■ **What you are asked to do**: Gather all lines containing the string "Porcentaje" and copy them out.

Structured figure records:
^^^^^^^^^^^^^^^^
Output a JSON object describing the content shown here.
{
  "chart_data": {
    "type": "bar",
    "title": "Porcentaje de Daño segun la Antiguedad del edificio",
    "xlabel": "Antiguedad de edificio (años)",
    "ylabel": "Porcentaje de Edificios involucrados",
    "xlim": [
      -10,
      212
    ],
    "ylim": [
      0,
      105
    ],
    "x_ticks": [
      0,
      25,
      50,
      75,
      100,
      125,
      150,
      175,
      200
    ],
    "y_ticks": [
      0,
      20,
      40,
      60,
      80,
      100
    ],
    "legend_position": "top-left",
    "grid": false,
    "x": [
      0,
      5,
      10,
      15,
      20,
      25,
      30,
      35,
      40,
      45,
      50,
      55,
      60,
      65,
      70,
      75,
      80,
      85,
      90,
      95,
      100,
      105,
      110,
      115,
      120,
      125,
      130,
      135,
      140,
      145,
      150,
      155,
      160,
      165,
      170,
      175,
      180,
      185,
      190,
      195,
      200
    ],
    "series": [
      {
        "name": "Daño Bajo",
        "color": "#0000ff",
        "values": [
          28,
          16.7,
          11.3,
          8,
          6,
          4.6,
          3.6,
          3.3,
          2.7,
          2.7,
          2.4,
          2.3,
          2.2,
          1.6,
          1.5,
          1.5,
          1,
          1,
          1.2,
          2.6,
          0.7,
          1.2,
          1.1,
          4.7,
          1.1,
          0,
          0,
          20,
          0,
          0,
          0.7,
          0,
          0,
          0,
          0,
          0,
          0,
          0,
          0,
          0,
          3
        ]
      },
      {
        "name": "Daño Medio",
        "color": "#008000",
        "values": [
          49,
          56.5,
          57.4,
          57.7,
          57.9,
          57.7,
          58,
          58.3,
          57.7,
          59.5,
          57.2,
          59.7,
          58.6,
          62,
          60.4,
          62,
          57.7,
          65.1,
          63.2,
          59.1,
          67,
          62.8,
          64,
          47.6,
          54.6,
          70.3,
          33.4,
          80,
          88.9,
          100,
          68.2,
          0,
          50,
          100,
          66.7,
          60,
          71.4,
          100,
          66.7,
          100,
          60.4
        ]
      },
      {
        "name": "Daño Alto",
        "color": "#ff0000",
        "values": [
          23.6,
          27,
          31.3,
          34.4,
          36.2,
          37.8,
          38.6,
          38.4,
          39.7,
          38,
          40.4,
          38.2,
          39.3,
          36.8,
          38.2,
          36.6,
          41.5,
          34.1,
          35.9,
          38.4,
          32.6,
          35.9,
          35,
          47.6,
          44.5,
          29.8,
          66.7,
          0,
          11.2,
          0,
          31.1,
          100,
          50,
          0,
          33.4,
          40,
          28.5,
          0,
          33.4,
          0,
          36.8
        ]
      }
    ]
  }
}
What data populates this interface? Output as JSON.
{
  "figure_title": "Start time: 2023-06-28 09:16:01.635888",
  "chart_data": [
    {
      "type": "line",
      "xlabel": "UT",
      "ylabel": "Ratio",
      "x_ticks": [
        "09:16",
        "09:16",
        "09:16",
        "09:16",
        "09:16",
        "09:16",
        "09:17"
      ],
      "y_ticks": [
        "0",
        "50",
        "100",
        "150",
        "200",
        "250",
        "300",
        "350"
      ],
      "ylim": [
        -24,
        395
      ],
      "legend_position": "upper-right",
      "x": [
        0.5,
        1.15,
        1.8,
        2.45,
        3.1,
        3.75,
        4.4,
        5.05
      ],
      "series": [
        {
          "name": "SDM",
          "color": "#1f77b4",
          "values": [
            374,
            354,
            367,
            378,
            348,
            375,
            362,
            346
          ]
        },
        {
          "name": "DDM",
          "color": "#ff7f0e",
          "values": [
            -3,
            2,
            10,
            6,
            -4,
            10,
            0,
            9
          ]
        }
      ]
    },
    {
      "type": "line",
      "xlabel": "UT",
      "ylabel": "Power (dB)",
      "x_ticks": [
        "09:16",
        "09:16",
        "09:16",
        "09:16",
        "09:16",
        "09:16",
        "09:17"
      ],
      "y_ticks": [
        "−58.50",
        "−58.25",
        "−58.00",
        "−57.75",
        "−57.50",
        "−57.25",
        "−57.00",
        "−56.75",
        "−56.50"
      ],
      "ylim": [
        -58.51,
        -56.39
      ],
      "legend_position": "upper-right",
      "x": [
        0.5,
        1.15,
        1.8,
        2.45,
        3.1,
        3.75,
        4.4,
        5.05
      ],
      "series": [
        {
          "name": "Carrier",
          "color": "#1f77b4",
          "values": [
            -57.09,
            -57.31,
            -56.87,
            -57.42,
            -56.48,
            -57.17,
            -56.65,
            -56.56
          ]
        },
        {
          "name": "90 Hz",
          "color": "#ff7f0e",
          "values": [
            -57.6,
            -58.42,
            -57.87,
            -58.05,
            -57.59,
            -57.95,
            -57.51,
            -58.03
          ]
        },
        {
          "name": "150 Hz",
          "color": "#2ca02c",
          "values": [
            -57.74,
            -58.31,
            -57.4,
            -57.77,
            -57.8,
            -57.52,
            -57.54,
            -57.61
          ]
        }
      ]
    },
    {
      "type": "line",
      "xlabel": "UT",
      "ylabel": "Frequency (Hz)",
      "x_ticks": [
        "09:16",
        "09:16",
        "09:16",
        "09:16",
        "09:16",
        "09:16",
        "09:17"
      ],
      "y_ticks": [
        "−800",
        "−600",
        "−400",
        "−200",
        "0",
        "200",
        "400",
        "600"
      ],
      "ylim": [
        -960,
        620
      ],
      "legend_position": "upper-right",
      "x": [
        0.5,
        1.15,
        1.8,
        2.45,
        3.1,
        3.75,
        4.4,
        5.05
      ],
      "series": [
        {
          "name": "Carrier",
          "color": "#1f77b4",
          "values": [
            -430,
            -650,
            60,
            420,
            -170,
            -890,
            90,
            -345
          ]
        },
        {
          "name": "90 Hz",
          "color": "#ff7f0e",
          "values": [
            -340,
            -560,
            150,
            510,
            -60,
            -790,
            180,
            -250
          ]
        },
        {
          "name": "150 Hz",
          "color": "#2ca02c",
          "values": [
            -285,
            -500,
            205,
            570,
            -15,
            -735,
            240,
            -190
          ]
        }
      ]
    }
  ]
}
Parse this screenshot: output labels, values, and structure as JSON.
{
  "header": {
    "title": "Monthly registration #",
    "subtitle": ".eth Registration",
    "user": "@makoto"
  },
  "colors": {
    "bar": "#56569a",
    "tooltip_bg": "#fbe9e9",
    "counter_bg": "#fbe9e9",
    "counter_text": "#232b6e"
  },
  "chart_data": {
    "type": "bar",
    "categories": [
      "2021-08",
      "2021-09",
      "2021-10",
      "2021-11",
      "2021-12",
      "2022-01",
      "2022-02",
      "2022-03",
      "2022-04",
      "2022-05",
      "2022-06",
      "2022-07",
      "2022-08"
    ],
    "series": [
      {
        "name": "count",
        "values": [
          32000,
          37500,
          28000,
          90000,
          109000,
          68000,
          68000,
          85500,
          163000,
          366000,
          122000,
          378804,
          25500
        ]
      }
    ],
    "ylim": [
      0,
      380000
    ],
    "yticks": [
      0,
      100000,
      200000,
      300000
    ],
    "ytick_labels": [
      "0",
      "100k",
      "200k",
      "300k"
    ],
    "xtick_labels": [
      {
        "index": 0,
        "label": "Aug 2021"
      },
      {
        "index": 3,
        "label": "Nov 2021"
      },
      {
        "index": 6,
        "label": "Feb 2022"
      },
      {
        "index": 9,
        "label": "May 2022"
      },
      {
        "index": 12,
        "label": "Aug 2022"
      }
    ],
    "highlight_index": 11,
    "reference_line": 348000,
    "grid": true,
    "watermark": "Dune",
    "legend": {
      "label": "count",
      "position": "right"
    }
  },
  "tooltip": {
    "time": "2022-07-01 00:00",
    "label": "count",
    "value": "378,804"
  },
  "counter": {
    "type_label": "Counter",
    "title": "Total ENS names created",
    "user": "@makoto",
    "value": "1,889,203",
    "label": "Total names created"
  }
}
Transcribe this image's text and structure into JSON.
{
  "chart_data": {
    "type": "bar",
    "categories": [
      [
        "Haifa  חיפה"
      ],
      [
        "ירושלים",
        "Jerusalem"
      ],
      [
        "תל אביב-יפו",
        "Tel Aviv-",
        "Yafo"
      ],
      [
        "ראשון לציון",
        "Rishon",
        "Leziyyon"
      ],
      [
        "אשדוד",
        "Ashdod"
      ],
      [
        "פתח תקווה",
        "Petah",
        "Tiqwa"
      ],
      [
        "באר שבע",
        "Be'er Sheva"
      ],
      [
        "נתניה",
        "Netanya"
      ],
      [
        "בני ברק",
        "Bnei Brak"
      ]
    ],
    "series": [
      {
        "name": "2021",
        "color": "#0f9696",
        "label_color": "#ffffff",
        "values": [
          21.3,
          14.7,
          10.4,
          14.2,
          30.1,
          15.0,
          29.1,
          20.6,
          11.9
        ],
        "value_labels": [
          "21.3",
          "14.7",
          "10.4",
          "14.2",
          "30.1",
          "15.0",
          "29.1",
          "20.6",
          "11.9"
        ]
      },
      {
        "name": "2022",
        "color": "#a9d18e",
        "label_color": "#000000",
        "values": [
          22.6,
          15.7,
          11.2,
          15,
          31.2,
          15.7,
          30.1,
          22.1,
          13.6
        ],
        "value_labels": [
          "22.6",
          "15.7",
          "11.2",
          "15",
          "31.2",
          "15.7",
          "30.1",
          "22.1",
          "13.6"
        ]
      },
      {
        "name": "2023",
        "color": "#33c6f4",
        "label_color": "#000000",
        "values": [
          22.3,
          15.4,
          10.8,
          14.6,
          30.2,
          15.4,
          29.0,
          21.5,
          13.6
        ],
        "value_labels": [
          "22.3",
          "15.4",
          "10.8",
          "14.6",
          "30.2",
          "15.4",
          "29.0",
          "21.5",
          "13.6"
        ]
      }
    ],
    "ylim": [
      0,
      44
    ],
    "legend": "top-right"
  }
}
^^^^^^^^^^^^^^^^
■ **Result**:
    "title": "Porcentaje de Daño segun la Antiguedad del edificio",
    "ylabel": "Porcentaje de Edificios involucrados",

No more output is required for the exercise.